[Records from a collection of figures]

— start —

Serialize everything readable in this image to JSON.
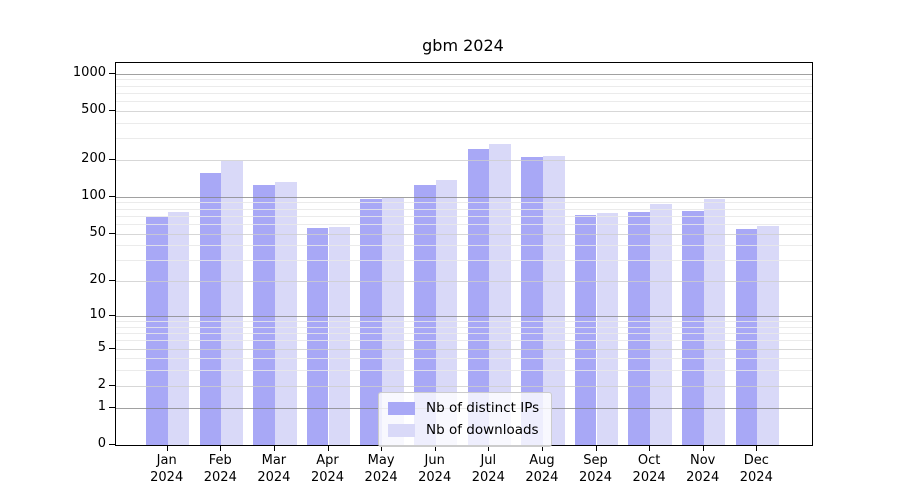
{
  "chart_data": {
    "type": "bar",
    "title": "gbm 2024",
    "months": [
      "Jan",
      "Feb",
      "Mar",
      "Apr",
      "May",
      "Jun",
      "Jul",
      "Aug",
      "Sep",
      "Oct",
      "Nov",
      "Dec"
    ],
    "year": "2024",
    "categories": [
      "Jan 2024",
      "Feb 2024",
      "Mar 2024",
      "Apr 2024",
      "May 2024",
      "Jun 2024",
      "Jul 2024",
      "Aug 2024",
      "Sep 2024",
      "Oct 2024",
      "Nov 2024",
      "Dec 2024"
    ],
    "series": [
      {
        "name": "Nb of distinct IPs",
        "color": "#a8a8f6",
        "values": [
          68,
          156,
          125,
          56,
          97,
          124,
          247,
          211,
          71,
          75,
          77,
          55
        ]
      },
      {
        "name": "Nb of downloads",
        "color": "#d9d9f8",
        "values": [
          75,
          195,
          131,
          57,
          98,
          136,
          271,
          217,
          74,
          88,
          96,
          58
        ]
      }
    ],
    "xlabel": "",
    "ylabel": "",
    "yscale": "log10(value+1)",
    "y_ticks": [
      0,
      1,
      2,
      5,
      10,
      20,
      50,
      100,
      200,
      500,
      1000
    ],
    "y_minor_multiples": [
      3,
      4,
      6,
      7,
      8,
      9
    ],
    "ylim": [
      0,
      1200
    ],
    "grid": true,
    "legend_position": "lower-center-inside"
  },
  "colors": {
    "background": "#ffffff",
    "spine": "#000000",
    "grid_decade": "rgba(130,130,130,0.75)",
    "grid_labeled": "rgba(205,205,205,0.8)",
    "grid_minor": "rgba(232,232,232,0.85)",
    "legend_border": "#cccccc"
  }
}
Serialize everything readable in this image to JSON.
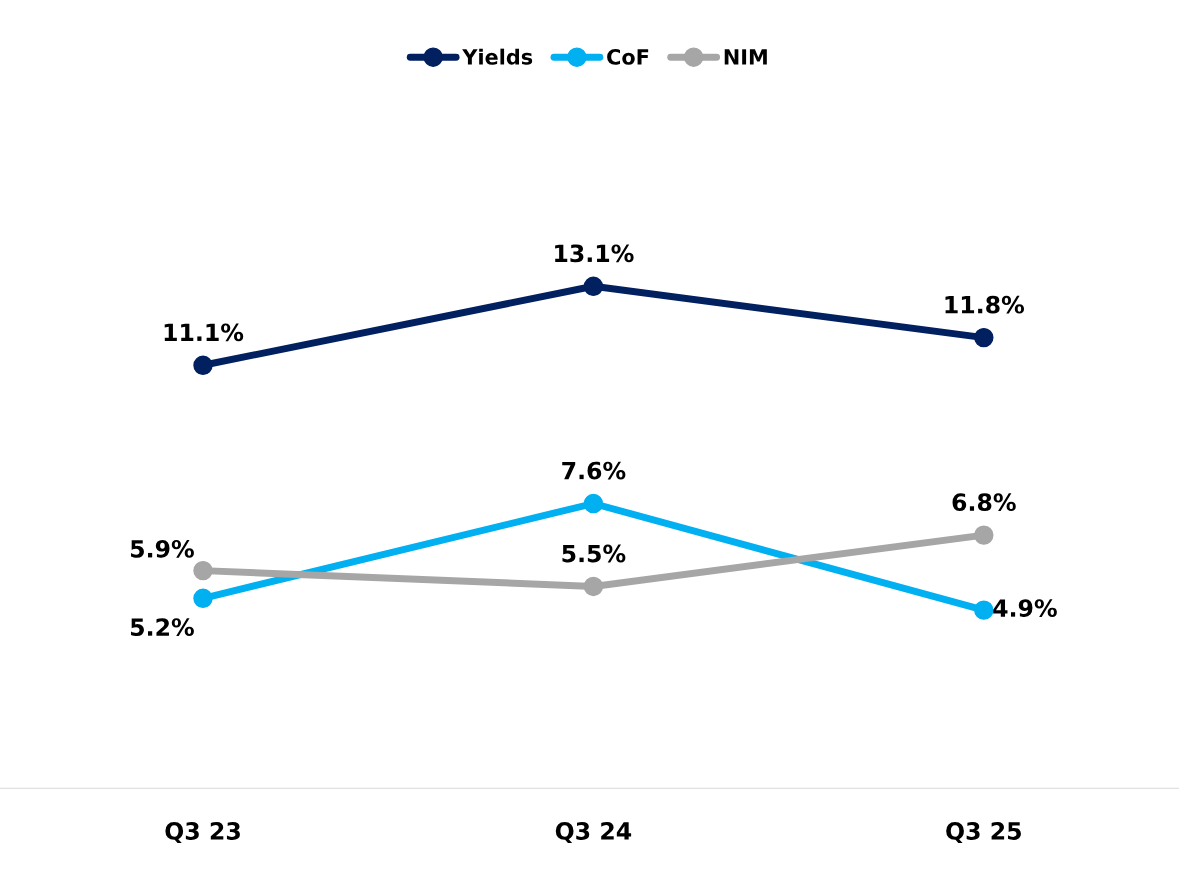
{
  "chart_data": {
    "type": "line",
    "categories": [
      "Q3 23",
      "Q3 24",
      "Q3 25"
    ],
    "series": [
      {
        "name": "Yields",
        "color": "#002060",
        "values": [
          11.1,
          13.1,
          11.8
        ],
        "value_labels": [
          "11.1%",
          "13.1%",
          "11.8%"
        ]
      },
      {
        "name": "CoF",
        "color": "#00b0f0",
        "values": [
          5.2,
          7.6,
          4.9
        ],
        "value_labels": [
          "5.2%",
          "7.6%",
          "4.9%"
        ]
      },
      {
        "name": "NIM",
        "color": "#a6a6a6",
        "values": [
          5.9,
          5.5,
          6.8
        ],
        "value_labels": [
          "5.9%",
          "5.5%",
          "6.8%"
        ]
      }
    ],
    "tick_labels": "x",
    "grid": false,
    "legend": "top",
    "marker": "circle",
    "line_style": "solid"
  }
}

— end —

◆ WHAT IS BEING ASKED
Working from the lines above, reproduce the material exactly and exclude its pictures.

◆ RESPONSE TO THIS EXERCISE
Serialize everything readable in this image to JSON.
{
  "chart_data": {
    "type": "bar",
    "title": "gbm 2024",
    "months": [
      "Jan",
      "Feb",
      "Mar",
      "Apr",
      "May",
      "Jun",
      "Jul",
      "Aug",
      "Sep",
      "Oct",
      "Nov",
      "Dec"
    ],
    "year": "2024",
    "categories": [
      "Jan 2024",
      "Feb 2024",
      "Mar 2024",
      "Apr 2024",
      "May 2024",
      "Jun 2024",
      "Jul 2024",
      "Aug 2024",
      "Sep 2024",
      "Oct 2024",
      "Nov 2024",
      "Dec 2024"
    ],
    "series": [
      {
        "name": "Nb of distinct IPs",
        "color": "#a8a8f6",
        "values": [
          68,
          156,
          125,
          56,
          97,
          124,
          247,
          211,
          71,
          75,
          77,
          55
        ]
      },
      {
        "name": "Nb of downloads",
        "color": "#d9d9f8",
        "values": [
          75,
          195,
          131,
          57,
          98,
          136,
          271,
          217,
          74,
          88,
          96,
          58
        ]
      }
    ],
    "xlabel": "",
    "ylabel": "",
    "yscale": "log10(value+1)",
    "y_ticks": [
      0,
      1,
      2,
      5,
      10,
      20,
      50,
      100,
      200,
      500,
      1000
    ],
    "y_minor_multiples": [
      3,
      4,
      6,
      7,
      8,
      9
    ],
    "ylim": [
      0,
      1200
    ],
    "grid": true,
    "legend_position": "lower-center-inside"
  },
  "colors": {
    "background": "#ffffff",
    "spine": "#000000",
    "grid_decade": "rgba(130,130,130,0.75)",
    "grid_labeled": "rgba(205,205,205,0.8)",
    "grid_minor": "rgba(232,232,232,0.85)",
    "legend_border": "#cccccc"
  }
}
Serialize everything readable in this image to JSON.
{
  "chart_data": {
    "type": "line",
    "categories": [
      "Q3 23",
      "Q3 24",
      "Q3 25"
    ],
    "series": [
      {
        "name": "Yields",
        "color": "#002060",
        "values": [
          11.1,
          13.1,
          11.8
        ],
        "value_labels": [
          "11.1%",
          "13.1%",
          "11.8%"
        ]
      },
      {
        "name": "CoF",
        "color": "#00b0f0",
        "values": [
          5.2,
          7.6,
          4.9
        ],
        "value_labels": [
          "5.2%",
          "7.6%",
          "4.9%"
        ]
      },
      {
        "name": "NIM",
        "color": "#a6a6a6",
        "values": [
          5.9,
          5.5,
          6.8
        ],
        "value_labels": [
          "5.9%",
          "5.5%",
          "6.8%"
        ]
      }
    ],
    "tick_labels": "x",
    "grid": false,
    "legend": "top",
    "marker": "circle",
    "line_style": "solid"
  }
}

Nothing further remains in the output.